WHAT THIS EXERCISE ASKS >>
#1 In the passage on computer memory, what does it mean for internal memory to be volatile?
#2 Extend the passage on computer memory, picking up right after its final sentence.

There's a built-in main memory (sometimes called internal memory), made
up of silicon chips (integrated circuits). It can store and retrieve
data (computerized information) very quickly, so it's used to help the computer process whatever it's currently working on. Generally, internal memory is volatile, which means it forgets its contents as soon as the power is
switched off. That's why computers also have what's called auxiliary
memory (or storage) as well, which remembers things even when the power is disconnected.
In a typical PC or laptop, auxiliary memory is generally provided by a hard drive or a
flash memory. Auxiliary
memory is also called external memory because in older, larger
computers, it was typically housed in a completely separate machine
connected to the main computer box by a cable. In a similar way, modern
PCs often have plug-in auxiliary storage in the form of USB flash
memory sticks, SD memory cards (which plug into things like digital
cameras), plug in hard-drives, CD/DVD ROMs and rewriters and so on.
Photo: These two hard drives are examples of auxiliary computer memory. On the left, we have a 20GB PCMCIA hard drive from an iPod. On the right, there's a somewhat bigger 30GB hard-drive from a laptop. The 30GB hard drive can hold about 120 times more information than the 256MB flash memory chip in our top photo. See more photos like this in our
main article on hard drives.
In practice, the distinction between main memory and auxiliary memory can get a little blurred.
Computers have a limited amount of main memory (typically somewhere between 512MB and 4GB on a modern computer). The more they have, the more quickly they can process information, and the faster they get things done. If a computer needs to store more space than its main memory has room for, it can temporarily move less important things from the main memory onto its hard drive in what's called a virtual memory to free up some space. When this happens, you'll hear the hard drive clicking away at very high speed as the computer reads and writes data back and forth between its virtual memory and its real (main) memory. Because hard drives take more time to access than memory chips, using virtual memory is a much slower process than using main memory—and it really slows your computer down. That's essentially why computers with more memory work faster.
Internal memory
RAM and ROM
The chips that make up a computer's internal memory come in two broad flavors
known as RAM (random access memory) and
ROM (read-only memory).
RAM chips remember things only
while a computer is powered on, so they're used for storing whatever
a computer is working on in the very short term. ROM chips, on the
other hand, remember things whether or not the power is on. They're
preprogrammed with information in the factory and used to store
things like the computer's BIOS (the basic input/output system that
operates fundamental things like the computer's screen and keyboard).

GIVEN MATERIAL >>

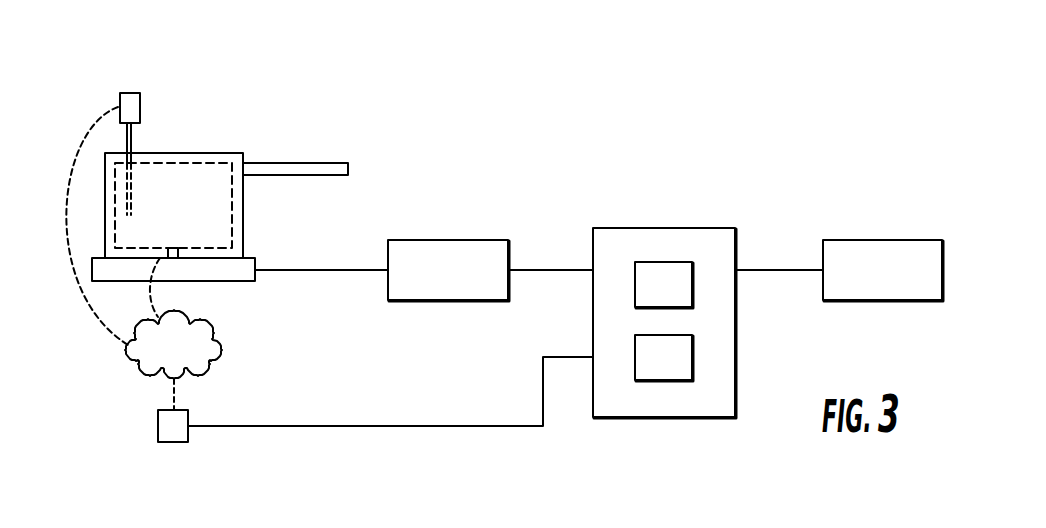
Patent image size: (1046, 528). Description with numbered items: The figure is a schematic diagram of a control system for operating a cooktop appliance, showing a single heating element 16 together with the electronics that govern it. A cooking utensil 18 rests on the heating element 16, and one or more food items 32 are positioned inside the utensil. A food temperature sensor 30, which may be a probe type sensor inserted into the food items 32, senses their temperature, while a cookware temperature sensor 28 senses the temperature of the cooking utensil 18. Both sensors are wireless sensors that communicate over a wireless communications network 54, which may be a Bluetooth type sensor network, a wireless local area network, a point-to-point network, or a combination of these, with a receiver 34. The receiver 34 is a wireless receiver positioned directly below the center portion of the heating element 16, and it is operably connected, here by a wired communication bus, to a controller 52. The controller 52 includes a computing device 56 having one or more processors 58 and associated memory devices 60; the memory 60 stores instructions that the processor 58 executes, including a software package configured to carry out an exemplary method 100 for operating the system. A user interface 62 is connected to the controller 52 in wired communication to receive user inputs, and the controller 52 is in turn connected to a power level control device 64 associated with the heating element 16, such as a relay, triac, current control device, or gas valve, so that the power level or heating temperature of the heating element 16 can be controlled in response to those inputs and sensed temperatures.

TASK-BY-TASK ANSWERS >>
#1 It forgets its contents as soon as the power is switched off.

#2
RAM and ROM are not the most helpful names in the world, as we'll shortly find out,
so don't worry if they sound baffling. Just remember
this key point: the main memory inside a computer is based on two kinds
of chip: a temporary, volatile kind that remembers only while
the power is on (RAM) and a permanent, nonvolatile kind that
remembers whether the power is on or off (ROM).
The growth of RAM
Today's machines have vastly more RAM than early home computers. This table shows typical amounts of RAM for Apple computers, from the original Apple I (released in 1976) to the iPhone 12 smartphone (released over four decades later) with about
half a million times more RAM onboard! These are rough comparisons based on the idea of KB meaning about 1000 bytes,
MB meaning about a million bytes, and GB meaning about a billion. In fact, KB, MB, and GB can be a little bit ambiguous,
since in computer science, 1KB is actually 1024 bytes. Don't worry about it: it really doesn't change these comparisons very much.)
Year
Machine
Typical RAM
~ × Apple I
1976
Apple I
8KB
1
1977
Apple ][
24KB
3
1980
Apple III
128KB
16
1984
Macintosh
256KB
32
1986
Mac Plus
1MB
125
1992
Mac LC
10MB
1250
1996
PowerMac
16MB
2000
1998
iMac
32MB
4000
2007
iPhone
128MB
16000
2010
iPhone 4
512MB
64000
2016
iPhone 7
3GB
375000
2020
iPhone 12
4GB
500000
Photo: The Apple ][ had a basic 4K of memory, expandable to 48K. That seemed a huge amount at the time, but a modern smartphone has about 60,000 times more RAM than its 48K predecessor.
In 1977, a 4K RAM upgrade for an Apple ][ cost a whopping $100, which works out at $1 for 41 bytes; today, it's easy to find 1GB for less than $10, so $1 buys you over 100MB—about 25 million times more memory for your money!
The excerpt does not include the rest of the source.